[Dataset records]
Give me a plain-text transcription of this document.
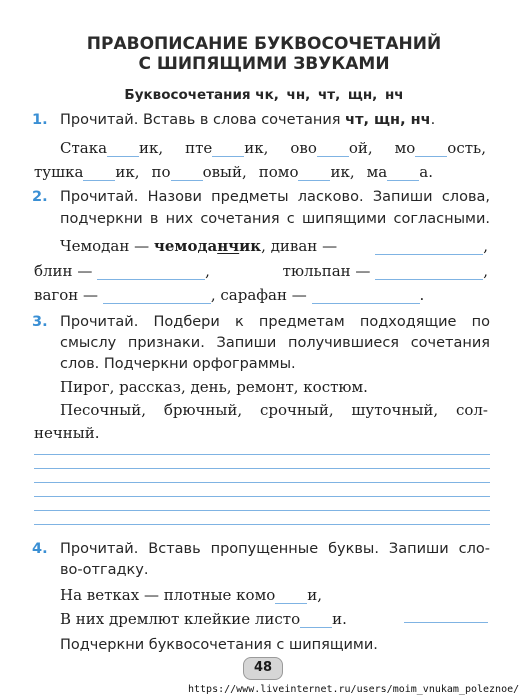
ПРАВОПИСАНИЕ БУКВОСОЧЕТАНИЙ
С ШИПЯЩИМИ ЗВУКАМИ
Буквосочетания чк, чн, чт, щн, нч
1. Прочитай. Вставь в слова сочетания чт, щн, нч.
Стака ик, пте ик, ово ой, мо ость,
тушка ик, по овый, помо ик, ма а.
2. Прочитай. Назови предметы ласково. Запиши слова,
подчеркни в них сочетания с шипящими согласными.
Чемодан — чемоданчик, диван —	,
блин —	,	тюльпан —	,
вагон —	, сарафан —	.
3. Прочитай. Подбери к предметам подходящие по
смыслу признаки. Запиши получившиеся сочетания
слов. Подчеркни орфограммы.
Пирог, рассказ, день, ремонт, костюм.
Песочный, брючный, срочный, шуточный, сол-
нечный.
4. Прочитай. Вставь пропущенные буквы. Запиши сло-
во-отгадку.
На ветках — плотные комо и,
В них дремлют клейкие листо и.
Подчеркни буквосочетания с шипящими.
48
https://www.liveinternet.ru/users/moim_vnukam_poleznoe/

» **GIVEN INSTRUCTION**:
Reproduce the material in full, word for word, and omit the pictures.

» **REPLY**:
Give me a plain-text transcription of this document.
ПРАВОПИСАНИЕ БУКВОСОЧЕТАНИЙ
С ШИПЯЩИМИ ЗВУКАМИ
Буквосочетания чк, чн, чт, щн, нч
1. Прочитай. Вставь в слова сочетания чт, щн, нч.
Стака ик, пте ик, ово ой, мо ость,
тушка ик, по овый, помо ик, ма а.
2. Прочитай. Назови предметы ласково. Запиши слова,
подчеркни в них сочетания с шипящими согласными.
Чемодан — чемоданчик, диван —	,
блин —	,	тюльпан —	,
вагон —	, сарафан —	.
3. Прочитай. Подбери к предметам подходящие по
смыслу признаки. Запиши получившиеся сочетания
слов. Подчеркни орфограммы.
Пирог, рассказ, день, ремонт, костюм.
Песочный, брючный, срочный, шуточный, сол-
нечный.
4. Прочитай. Вставь пропущенные буквы. Запиши сло-
во-отгадку.
На ветках — плотные комо и,
В них дремлют клейкие листо и.
Подчеркни буквосочетания с шипящими.
48
https://www.liveinternet.ru/users/moim_vnukam_poleznoe/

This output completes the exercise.